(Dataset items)
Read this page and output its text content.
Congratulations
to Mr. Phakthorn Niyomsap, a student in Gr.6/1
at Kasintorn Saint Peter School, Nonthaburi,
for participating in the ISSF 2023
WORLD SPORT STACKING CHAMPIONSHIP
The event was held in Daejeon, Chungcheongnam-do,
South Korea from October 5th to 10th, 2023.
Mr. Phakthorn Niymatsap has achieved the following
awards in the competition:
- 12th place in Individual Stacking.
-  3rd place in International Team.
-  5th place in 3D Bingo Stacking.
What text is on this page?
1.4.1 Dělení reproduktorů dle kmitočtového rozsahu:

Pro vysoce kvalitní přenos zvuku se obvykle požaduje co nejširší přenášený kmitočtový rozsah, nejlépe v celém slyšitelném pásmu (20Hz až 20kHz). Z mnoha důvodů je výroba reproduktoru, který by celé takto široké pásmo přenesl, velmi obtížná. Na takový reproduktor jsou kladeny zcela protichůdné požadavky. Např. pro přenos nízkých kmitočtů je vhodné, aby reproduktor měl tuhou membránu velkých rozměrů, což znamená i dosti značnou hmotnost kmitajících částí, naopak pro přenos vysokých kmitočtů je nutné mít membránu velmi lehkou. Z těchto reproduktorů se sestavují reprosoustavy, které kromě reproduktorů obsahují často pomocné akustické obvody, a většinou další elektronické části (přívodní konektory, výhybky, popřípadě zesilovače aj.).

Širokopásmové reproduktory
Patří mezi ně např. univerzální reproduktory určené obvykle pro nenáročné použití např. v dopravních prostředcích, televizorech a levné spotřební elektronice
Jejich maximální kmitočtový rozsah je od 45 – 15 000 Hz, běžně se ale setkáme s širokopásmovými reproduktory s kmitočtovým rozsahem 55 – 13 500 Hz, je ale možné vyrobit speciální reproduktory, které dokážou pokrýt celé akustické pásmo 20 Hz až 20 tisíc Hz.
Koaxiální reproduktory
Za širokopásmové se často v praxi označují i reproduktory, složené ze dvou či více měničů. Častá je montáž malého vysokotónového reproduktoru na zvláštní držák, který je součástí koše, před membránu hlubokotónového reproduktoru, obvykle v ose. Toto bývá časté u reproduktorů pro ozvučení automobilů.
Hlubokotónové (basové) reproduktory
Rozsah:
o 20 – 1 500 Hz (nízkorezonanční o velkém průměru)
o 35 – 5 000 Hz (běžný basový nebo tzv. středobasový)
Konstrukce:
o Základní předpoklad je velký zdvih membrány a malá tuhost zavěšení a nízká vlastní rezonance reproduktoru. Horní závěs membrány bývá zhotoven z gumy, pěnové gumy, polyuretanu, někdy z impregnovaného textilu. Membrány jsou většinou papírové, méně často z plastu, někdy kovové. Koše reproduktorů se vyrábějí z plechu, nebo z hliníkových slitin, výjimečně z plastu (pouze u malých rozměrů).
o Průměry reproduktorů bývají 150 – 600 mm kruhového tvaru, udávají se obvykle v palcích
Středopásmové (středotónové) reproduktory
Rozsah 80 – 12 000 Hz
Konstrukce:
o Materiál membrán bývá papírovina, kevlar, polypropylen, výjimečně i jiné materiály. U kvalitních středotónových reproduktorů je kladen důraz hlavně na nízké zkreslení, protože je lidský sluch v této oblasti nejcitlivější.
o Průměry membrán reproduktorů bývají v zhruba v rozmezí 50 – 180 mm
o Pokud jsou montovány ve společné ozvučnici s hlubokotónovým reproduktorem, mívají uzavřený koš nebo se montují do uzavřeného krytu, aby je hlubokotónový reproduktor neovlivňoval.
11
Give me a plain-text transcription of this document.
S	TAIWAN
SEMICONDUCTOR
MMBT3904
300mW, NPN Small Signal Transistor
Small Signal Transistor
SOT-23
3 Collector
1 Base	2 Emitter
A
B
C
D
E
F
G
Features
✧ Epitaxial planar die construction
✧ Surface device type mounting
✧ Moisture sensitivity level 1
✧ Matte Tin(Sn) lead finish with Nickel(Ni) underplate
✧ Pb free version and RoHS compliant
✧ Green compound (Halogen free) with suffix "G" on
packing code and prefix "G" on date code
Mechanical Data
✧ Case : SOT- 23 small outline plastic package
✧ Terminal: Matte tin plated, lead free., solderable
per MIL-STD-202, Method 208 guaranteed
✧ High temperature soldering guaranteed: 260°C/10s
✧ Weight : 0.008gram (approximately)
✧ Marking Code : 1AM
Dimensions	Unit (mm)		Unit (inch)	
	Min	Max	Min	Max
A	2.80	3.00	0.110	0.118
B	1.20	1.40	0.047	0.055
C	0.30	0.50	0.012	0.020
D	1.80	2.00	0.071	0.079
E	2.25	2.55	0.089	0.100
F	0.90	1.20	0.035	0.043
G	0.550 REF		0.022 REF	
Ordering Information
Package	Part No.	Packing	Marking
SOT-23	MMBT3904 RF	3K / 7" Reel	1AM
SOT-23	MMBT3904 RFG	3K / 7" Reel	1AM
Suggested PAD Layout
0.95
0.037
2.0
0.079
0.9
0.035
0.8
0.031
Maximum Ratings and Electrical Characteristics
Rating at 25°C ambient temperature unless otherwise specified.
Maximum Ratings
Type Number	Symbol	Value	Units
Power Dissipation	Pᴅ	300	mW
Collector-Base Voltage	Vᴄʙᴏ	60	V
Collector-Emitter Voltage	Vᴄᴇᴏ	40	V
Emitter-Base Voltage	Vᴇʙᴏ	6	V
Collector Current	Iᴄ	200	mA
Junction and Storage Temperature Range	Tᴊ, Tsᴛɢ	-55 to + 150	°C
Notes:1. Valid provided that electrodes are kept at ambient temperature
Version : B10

*The request*
Quote the whole listing above, leaving nothing out.

*Response to the task*
Read this page and output its text content.
Congratulations
to Mr. Phakthorn Niyomsap, a student in Gr.6/1
at Kasintorn Saint Peter School, Nonthaburi,
for participating in the ISSF 2023
WORLD SPORT STACKING CHAMPIONSHIP
The event was held in Daejeon, Chungcheongnam-do,
South Korea from October 5th to 10th, 2023.
Mr. Phakthorn Niymatsap has achieved the following
awards in the competition:
- 12th place in Individual Stacking.
-  3rd place in International Team.
-  5th place in 3D Bingo Stacking.
What text is on this page?
1.4.1 Dělení reproduktorů dle kmitočtového rozsahu:

Pro vysoce kvalitní přenos zvuku se obvykle požaduje co nejširší přenášený kmitočtový rozsah, nejlépe v celém slyšitelném pásmu (20Hz až 20kHz). Z mnoha důvodů je výroba reproduktoru, který by celé takto široké pásmo přenesl, velmi obtížná. Na takový reproduktor jsou kladeny zcela protichůdné požadavky. Např. pro přenos nízkých kmitočtů je vhodné, aby reproduktor měl tuhou membránu velkých rozměrů, což znamená i dosti značnou hmotnost kmitajících částí, naopak pro přenos vysokých kmitočtů je nutné mít membránu velmi lehkou. Z těchto reproduktorů se sestavují reprosoustavy, které kromě reproduktorů obsahují často pomocné akustické obvody, a většinou další elektronické části (přívodní konektory, výhybky, popřípadě zesilovače aj.).

Širokopásmové reproduktory
Patří mezi ně např. univerzální reproduktory určené obvykle pro nenáročné použití např. v dopravních prostředcích, televizorech a levné spotřební elektronice
Jejich maximální kmitočtový rozsah je od 45 – 15 000 Hz, běžně se ale setkáme s širokopásmovými reproduktory s kmitočtovým rozsahem 55 – 13 500 Hz, je ale možné vyrobit speciální reproduktory, které dokážou pokrýt celé akustické pásmo 20 Hz až 20 tisíc Hz.
Koaxiální reproduktory
Za širokopásmové se často v praxi označují i reproduktory, složené ze dvou či více měničů. Častá je montáž malého vysokotónového reproduktoru na zvláštní držák, který je součástí koše, před membránu hlubokotónového reproduktoru, obvykle v ose. Toto bývá časté u reproduktorů pro ozvučení automobilů.
Hlubokotónové (basové) reproduktory
Rozsah:
o 20 – 1 500 Hz (nízkorezonanční o velkém průměru)
o 35 – 5 000 Hz (běžný basový nebo tzv. středobasový)
Konstrukce:
o Základní předpoklad je velký zdvih membrány a malá tuhost zavěšení a nízká vlastní rezonance reproduktoru. Horní závěs membrány bývá zhotoven z gumy, pěnové gumy, polyuretanu, někdy z impregnovaného textilu. Membrány jsou většinou papírové, méně často z plastu, někdy kovové. Koše reproduktorů se vyrábějí z plechu, nebo z hliníkových slitin, výjimečně z plastu (pouze u malých rozměrů).
o Průměry reproduktorů bývají 150 – 600 mm kruhového tvaru, udávají se obvykle v palcích
Středopásmové (středotónové) reproduktory
Rozsah 80 – 12 000 Hz
Konstrukce:
o Materiál membrán bývá papírovina, kevlar, polypropylen, výjimečně i jiné materiály. U kvalitních středotónových reproduktorů je kladen důraz hlavně na nízké zkreslení, protože je lidský sluch v této oblasti nejcitlivější.
o Průměry membrán reproduktorů bývají v zhruba v rozmezí 50 – 180 mm
o Pokud jsou montovány ve společné ozvučnici s hlubokotónovým reproduktorem, mívají uzavřený koš nebo se montují do uzavřeného krytu, aby je hlubokotónový reproduktor neovlivňoval.
11
Give me a plain-text transcription of this document.
S	TAIWAN
SEMICONDUCTOR
MMBT3904
300mW, NPN Small Signal Transistor
Small Signal Transistor
SOT-23
3 Collector
1 Base	2 Emitter
A
B
C
D
E
F
G
Features
✧ Epitaxial planar die construction
✧ Surface device type mounting
✧ Moisture sensitivity level 1
✧ Matte Tin(Sn) lead finish with Nickel(Ni) underplate
✧ Pb free version and RoHS compliant
✧ Green compound (Halogen free) with suffix "G" on
packing code and prefix "G" on date code
Mechanical Data
✧ Case : SOT- 23 small outline plastic package
✧ Terminal: Matte tin plated, lead free., solderable
per MIL-STD-202, Method 208 guaranteed
✧ High temperature soldering guaranteed: 260°C/10s
✧ Weight : 0.008gram (approximately)
✧ Marking Code : 1AM
Dimensions	Unit (mm)		Unit (inch)	
	Min	Max	Min	Max
A	2.80	3.00	0.110	0.118
B	1.20	1.40	0.047	0.055
C	0.30	0.50	0.012	0.020
D	1.80	2.00	0.071	0.079
E	2.25	2.55	0.089	0.100
F	0.90	1.20	0.035	0.043
G	0.550 REF		0.022 REF	
Ordering Information
Package	Part No.	Packing	Marking
SOT-23	MMBT3904 RF	3K / 7" Reel	1AM
SOT-23	MMBT3904 RFG	3K / 7" Reel	1AM
Suggested PAD Layout
0.95
0.037
2.0
0.079
0.9
0.035
0.8
0.031
Maximum Ratings and Electrical Characteristics
Rating at 25°C ambient temperature unless otherwise specified.
Maximum Ratings
Type Number	Symbol	Value	Units
Power Dissipation	Pᴅ	300	mW
Collector-Base Voltage	Vᴄʙᴏ	60	V
Collector-Emitter Voltage	Vᴄᴇᴏ	40	V
Emitter-Base Voltage	Vᴇʙᴏ	6	V
Collector Current	Iᴄ	200	mA
Junction and Storage Temperature Range	Tᴊ, Tsᴛɢ	-55 to + 150	°C
Notes:1. Valid provided that electrodes are kept at ambient temperature
Version : B10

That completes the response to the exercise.